### Data entries
------------------------------------------------------------

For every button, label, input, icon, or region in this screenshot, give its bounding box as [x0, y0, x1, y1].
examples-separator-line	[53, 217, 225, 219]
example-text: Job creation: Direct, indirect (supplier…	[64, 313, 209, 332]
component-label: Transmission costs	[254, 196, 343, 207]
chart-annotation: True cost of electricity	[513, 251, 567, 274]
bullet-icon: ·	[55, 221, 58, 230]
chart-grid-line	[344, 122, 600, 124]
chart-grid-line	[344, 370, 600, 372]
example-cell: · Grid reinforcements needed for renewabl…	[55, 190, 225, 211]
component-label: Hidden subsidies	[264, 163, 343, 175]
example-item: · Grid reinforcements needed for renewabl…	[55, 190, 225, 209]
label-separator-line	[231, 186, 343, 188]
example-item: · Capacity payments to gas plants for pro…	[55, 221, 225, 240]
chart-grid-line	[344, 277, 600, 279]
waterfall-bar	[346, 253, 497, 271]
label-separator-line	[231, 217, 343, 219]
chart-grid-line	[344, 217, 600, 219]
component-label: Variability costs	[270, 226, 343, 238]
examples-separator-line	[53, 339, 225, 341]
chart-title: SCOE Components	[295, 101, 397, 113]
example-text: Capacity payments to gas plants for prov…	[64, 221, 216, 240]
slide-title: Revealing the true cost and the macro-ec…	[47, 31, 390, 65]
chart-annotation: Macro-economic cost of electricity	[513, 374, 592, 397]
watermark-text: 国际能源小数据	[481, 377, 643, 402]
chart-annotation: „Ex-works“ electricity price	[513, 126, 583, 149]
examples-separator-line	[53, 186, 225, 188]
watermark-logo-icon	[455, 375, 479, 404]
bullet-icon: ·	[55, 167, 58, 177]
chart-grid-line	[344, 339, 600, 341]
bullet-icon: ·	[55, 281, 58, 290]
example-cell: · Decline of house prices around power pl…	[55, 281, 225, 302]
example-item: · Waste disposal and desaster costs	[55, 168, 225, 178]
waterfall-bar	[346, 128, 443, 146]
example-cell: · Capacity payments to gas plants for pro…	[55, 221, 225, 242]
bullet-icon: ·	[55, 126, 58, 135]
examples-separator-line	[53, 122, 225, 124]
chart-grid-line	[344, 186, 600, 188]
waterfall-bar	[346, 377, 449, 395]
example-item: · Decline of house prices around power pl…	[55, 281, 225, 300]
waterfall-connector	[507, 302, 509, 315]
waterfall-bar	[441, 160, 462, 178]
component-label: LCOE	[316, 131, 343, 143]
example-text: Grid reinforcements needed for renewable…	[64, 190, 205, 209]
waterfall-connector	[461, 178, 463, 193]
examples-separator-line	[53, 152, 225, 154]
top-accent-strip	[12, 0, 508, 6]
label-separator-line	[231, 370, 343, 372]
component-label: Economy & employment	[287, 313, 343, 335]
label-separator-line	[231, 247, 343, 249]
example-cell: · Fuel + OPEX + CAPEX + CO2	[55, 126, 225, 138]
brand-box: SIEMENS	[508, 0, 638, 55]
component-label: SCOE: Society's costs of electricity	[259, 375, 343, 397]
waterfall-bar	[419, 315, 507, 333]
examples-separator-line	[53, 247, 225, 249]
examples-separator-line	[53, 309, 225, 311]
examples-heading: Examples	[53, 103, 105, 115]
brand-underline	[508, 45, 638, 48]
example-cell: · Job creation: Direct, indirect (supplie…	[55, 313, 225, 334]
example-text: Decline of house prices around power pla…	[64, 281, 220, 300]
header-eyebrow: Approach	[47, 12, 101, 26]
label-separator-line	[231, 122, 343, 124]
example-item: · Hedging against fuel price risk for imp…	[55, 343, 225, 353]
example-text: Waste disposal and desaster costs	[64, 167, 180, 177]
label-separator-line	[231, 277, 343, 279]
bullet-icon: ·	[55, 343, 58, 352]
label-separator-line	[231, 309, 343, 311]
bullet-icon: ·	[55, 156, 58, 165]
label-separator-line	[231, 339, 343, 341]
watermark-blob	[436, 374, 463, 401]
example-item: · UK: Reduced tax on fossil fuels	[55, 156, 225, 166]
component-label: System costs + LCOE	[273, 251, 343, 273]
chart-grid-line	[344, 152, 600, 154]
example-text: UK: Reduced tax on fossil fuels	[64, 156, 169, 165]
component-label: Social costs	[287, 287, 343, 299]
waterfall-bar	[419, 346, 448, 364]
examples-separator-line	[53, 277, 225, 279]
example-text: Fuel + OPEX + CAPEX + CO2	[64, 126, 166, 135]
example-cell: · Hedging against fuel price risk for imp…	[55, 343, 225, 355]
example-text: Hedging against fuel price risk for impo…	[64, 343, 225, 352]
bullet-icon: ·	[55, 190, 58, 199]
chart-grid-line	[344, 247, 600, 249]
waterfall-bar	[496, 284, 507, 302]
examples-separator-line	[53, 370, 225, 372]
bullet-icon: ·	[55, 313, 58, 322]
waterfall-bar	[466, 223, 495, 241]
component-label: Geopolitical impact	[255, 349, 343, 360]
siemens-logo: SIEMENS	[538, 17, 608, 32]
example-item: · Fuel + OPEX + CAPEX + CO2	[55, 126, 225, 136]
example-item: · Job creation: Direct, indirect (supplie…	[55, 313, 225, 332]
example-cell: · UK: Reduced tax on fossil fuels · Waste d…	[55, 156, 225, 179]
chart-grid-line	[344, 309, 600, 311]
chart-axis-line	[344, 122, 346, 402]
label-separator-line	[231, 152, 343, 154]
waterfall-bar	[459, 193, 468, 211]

------------------------------------------------------------

### What you will do
Print the records above verbatim, from their first line through the line containing "160, 462, 178]", including both of those lines.

### Result below
For every button, label, input, icon, or region in this screenshot, give its bounding box as [x0, y0, x1, y1].
examples-separator-line	[53, 217, 225, 219]
example-text: Job creation: Direct, indirect (supplier…	[64, 313, 209, 332]
component-label: Transmission costs	[254, 196, 343, 207]
chart-annotation: True cost of electricity	[513, 251, 567, 274]
bullet-icon: ·	[55, 221, 58, 230]
chart-grid-line	[344, 122, 600, 124]
chart-grid-line	[344, 370, 600, 372]
example-cell: · Grid reinforcements needed for renewabl…	[55, 190, 225, 211]
component-label: Hidden subsidies	[264, 163, 343, 175]
example-item: · Grid reinforcements needed for renewabl…	[55, 190, 225, 209]
label-separator-line	[231, 186, 343, 188]
example-item: · Capacity payments to gas plants for pro…	[55, 221, 225, 240]
chart-grid-line	[344, 277, 600, 279]
waterfall-bar	[346, 253, 497, 271]
label-separator-line	[231, 217, 343, 219]
chart-grid-line	[344, 217, 600, 219]
component-label: Variability costs	[270, 226, 343, 238]
examples-separator-line	[53, 339, 225, 341]
chart-title: SCOE Components	[295, 101, 397, 113]
example-text: Capacity payments to gas plants for prov…	[64, 221, 216, 240]
slide-title: Revealing the true cost and the macro-ec…	[47, 31, 390, 65]
chart-annotation: Macro-economic cost of electricity	[513, 374, 592, 397]
watermark-text: 国际能源小数据	[481, 377, 643, 402]
chart-annotation: „Ex-works“ electricity price	[513, 126, 583, 149]
examples-separator-line	[53, 186, 225, 188]
watermark-logo-icon	[455, 375, 479, 404]
bullet-icon: ·	[55, 167, 58, 177]
chart-grid-line	[344, 339, 600, 341]
bullet-icon: ·	[55, 281, 58, 290]
example-cell: · Decline of house prices around power pl…	[55, 281, 225, 302]
example-item: · Waste disposal and desaster costs	[55, 168, 225, 178]
waterfall-bar	[346, 128, 443, 146]
example-cell: · Capacity payments to gas plants for pro…	[55, 221, 225, 242]
bullet-icon: ·	[55, 126, 58, 135]
examples-separator-line	[53, 122, 225, 124]
chart-grid-line	[344, 186, 600, 188]
waterfall-bar	[346, 377, 449, 395]
example-item: · Decline of house prices around power pl…	[55, 281, 225, 300]
waterfall-connector	[507, 302, 509, 315]
waterfall-bar	[441, 160, 462, 178]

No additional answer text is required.